(Saved data entries)
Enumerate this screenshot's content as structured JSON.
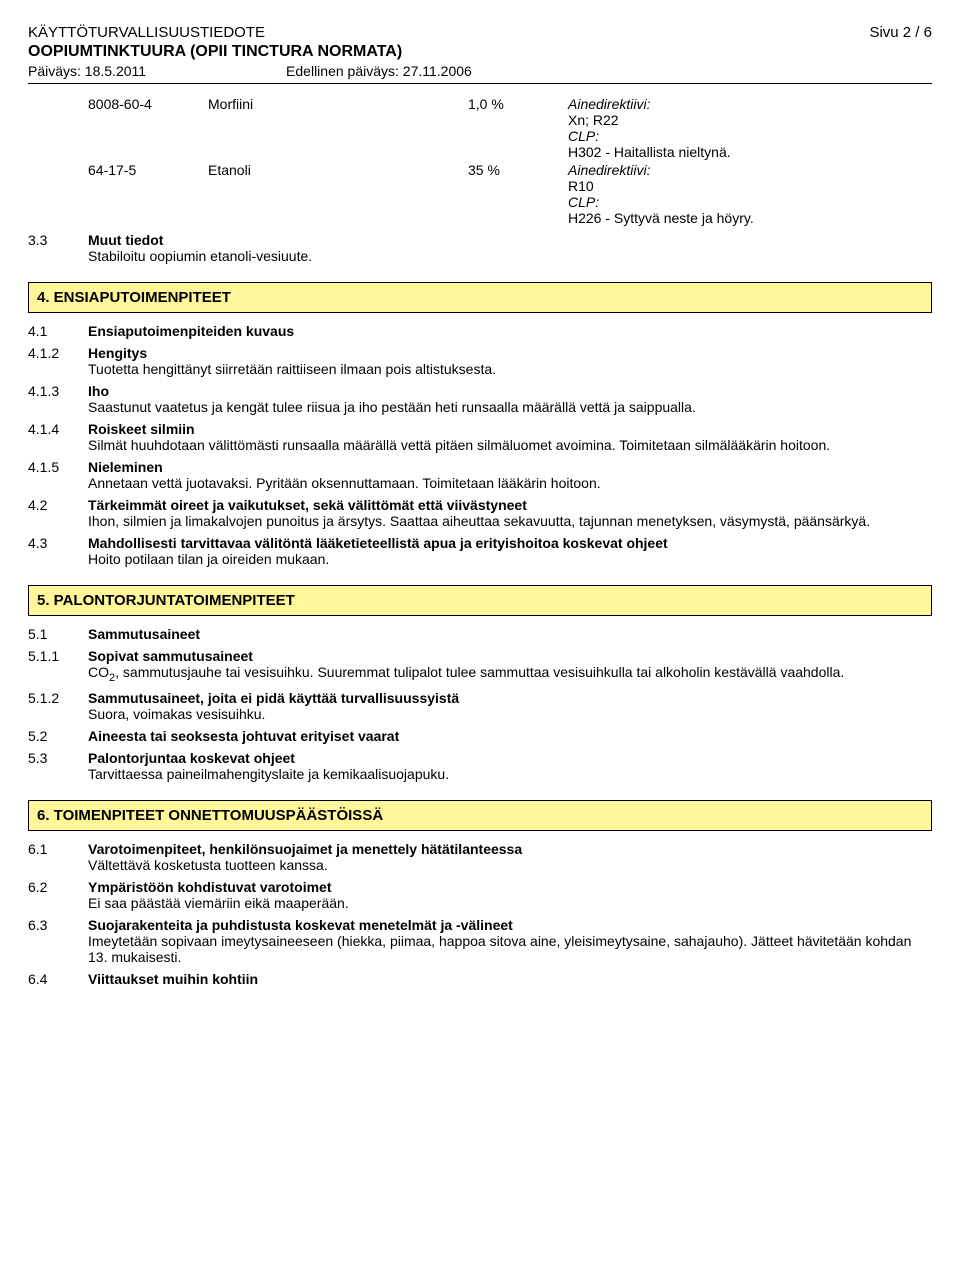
{
  "header": {
    "doc_type": "KÄYTTÖTURVALLISUUSTIEDOTE",
    "page_label": "Sivu 2 / 6",
    "product_title": "OOPIUMTINKTUURA (OPII TINCTURA NORMATA)",
    "date_label": "Päiväys: 18.5.2011",
    "prev_date_label": "Edellinen päiväys: 27.11.2006"
  },
  "ingredients": [
    {
      "cas": "8008-60-4",
      "name": "Morfiini",
      "pct": "1,0 %",
      "class": {
        "line1": "Ainedirektiivi:",
        "line2": "Xn; R22",
        "line3": "CLP:",
        "line4": "H302 - Haitallista nieltynä."
      }
    },
    {
      "cas": "64-17-5",
      "name": "Etanoli",
      "pct": "35 %",
      "class": {
        "line1": "Ainedirektiivi:",
        "line2": "R10",
        "line3": "CLP:",
        "line4": "H226 - Syttyvä neste ja höyry."
      }
    }
  ],
  "s3_3": {
    "num": "3.3",
    "heading": "Muut tiedot",
    "body": "Stabiloitu oopiumin etanoli-vesiuute."
  },
  "section4": {
    "title": "4. ENSIAPUTOIMENPITEET",
    "s4_1": {
      "num": "4.1",
      "heading": "Ensiaputoimenpiteiden kuvaus"
    },
    "s4_1_2": {
      "num": "4.1.2",
      "heading": "Hengitys",
      "body": "Tuotetta hengittänyt siirretään raittiiseen ilmaan pois altistuksesta."
    },
    "s4_1_3": {
      "num": "4.1.3",
      "heading": "Iho",
      "body": "Saastunut vaatetus ja kengät tulee riisua ja iho pestään heti runsaalla määrällä vettä ja saippualla."
    },
    "s4_1_4": {
      "num": "4.1.4",
      "heading": "Roiskeet silmiin",
      "body": "Silmät huuhdotaan välittömästi runsaalla määrällä vettä pitäen silmäluomet avoimina. Toimitetaan silmälääkärin hoitoon."
    },
    "s4_1_5": {
      "num": "4.1.5",
      "heading": "Nieleminen",
      "body": "Annetaan vettä juotavaksi. Pyritään oksennuttamaan. Toimitetaan lääkärin hoitoon."
    },
    "s4_2": {
      "num": "4.2",
      "heading": "Tärkeimmät oireet ja vaikutukset, sekä välittömät että viivästyneet",
      "body": "Ihon, silmien ja limakalvojen punoitus ja ärsytys. Saattaa aiheuttaa sekavuutta, tajunnan menetyksen, väsymystä, päänsärkyä."
    },
    "s4_3": {
      "num": "4.3",
      "heading": "Mahdollisesti tarvittavaa välitöntä lääketieteellistä apua ja erityishoitoa koskevat ohjeet",
      "body": "Hoito potilaan tilan ja oireiden mukaan."
    }
  },
  "section5": {
    "title": "5. PALONTORJUNTATOIMENPITEET",
    "s5_1": {
      "num": "5.1",
      "heading": "Sammutusaineet"
    },
    "s5_1_1": {
      "num": "5.1.1",
      "heading": "Sopivat sammutusaineet",
      "body_pre": "CO",
      "body_sub": "2",
      "body_post": ", sammutusjauhe tai vesisuihku. Suuremmat tulipalot tulee sammuttaa vesisuihkulla tai alkoholin kestävällä vaahdolla."
    },
    "s5_1_2": {
      "num": "5.1.2",
      "heading": "Sammutusaineet, joita ei pidä käyttää turvallisuussyistä",
      "body": "Suora, voimakas vesisuihku."
    },
    "s5_2": {
      "num": "5.2",
      "heading": "Aineesta tai seoksesta johtuvat erityiset vaarat"
    },
    "s5_3": {
      "num": "5.3",
      "heading": "Palontorjuntaa koskevat ohjeet",
      "body": "Tarvittaessa paineilmahengityslaite ja kemikaalisuojapuku."
    }
  },
  "section6": {
    "title": "6. TOIMENPITEET ONNETTOMUUSPÄÄSTÖISSÄ",
    "s6_1": {
      "num": "6.1",
      "heading": "Varotoimenpiteet, henkilönsuojaimet ja menettely hätätilanteessa",
      "body": "Vältettävä kosketusta tuotteen kanssa."
    },
    "s6_2": {
      "num": "6.2",
      "heading": "Ympäristöön kohdistuvat varotoimet",
      "body": "Ei saa päästää viemäriin eikä maaperään."
    },
    "s6_3": {
      "num": "6.3",
      "heading": "Suojarakenteita ja puhdistusta koskevat menetelmät ja -välineet",
      "body": "Imeytetään sopivaan imeytysaineeseen (hiekka, piimaa, happoa sitova aine, yleisimeytysaine, sahajauho). Jätteet hävitetään kohdan 13. mukaisesti."
    },
    "s6_4": {
      "num": "6.4",
      "heading": "Viittaukset muihin kohtiin"
    }
  }
}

§ **AIM**:
Go through the data and gather every line that holds "vettä".

§ **OUTPUT**:
      "body": "Saastunut vaatetus ja kengät tulee riisua ja iho pestään heti runsaalla määrällä vettä ja saippualla."
      "body": "Silmät huuhdotaan välittömästi runsaalla määrällä vettä pitäen silmäluomet avoimina. Toimitetaan silmälääkärin hoitoon."
      "body": "Annetaan vettä juotavaksi. Pyritään oksennuttamaan. Toimitetaan lääkärin hoitoon."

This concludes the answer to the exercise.